Short task :: Collect every line in the items below that contains the string "Settings", copying each one in full.

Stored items
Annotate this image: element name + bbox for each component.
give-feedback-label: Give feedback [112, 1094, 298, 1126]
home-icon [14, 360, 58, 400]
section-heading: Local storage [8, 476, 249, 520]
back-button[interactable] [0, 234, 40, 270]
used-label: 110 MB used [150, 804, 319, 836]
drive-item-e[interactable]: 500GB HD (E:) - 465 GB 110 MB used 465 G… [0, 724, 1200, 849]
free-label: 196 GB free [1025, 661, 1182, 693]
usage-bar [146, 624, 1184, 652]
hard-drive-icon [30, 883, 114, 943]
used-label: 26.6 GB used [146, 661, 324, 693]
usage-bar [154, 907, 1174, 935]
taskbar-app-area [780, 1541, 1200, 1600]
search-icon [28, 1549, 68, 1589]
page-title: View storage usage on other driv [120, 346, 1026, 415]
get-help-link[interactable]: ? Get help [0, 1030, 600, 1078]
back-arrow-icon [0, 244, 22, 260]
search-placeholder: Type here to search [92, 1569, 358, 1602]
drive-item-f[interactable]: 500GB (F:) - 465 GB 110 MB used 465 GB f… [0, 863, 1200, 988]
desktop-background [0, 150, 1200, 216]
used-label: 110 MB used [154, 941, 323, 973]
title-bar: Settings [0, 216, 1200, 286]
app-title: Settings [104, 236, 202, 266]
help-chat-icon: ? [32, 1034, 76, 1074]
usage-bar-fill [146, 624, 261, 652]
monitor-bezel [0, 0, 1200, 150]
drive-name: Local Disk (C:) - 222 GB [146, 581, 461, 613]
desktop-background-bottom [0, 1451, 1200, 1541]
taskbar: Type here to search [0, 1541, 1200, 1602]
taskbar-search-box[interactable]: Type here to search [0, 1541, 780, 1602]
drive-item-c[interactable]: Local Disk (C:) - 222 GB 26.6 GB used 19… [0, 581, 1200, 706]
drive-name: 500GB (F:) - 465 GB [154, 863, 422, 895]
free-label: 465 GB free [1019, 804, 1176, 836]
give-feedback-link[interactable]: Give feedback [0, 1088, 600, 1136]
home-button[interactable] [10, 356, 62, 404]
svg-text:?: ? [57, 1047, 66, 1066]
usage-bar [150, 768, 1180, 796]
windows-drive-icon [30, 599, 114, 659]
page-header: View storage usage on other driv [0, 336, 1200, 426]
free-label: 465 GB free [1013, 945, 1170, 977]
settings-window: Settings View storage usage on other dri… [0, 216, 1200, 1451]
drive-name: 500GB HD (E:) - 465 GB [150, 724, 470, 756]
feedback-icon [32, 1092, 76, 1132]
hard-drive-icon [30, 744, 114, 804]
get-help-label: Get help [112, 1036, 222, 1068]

Output of the task ::
title-bar: Settings [0, 216, 1200, 286]
app-title: Settings [104, 236, 202, 266]
settings-window: Settings View storage usage on other dri… [0, 216, 1200, 1451]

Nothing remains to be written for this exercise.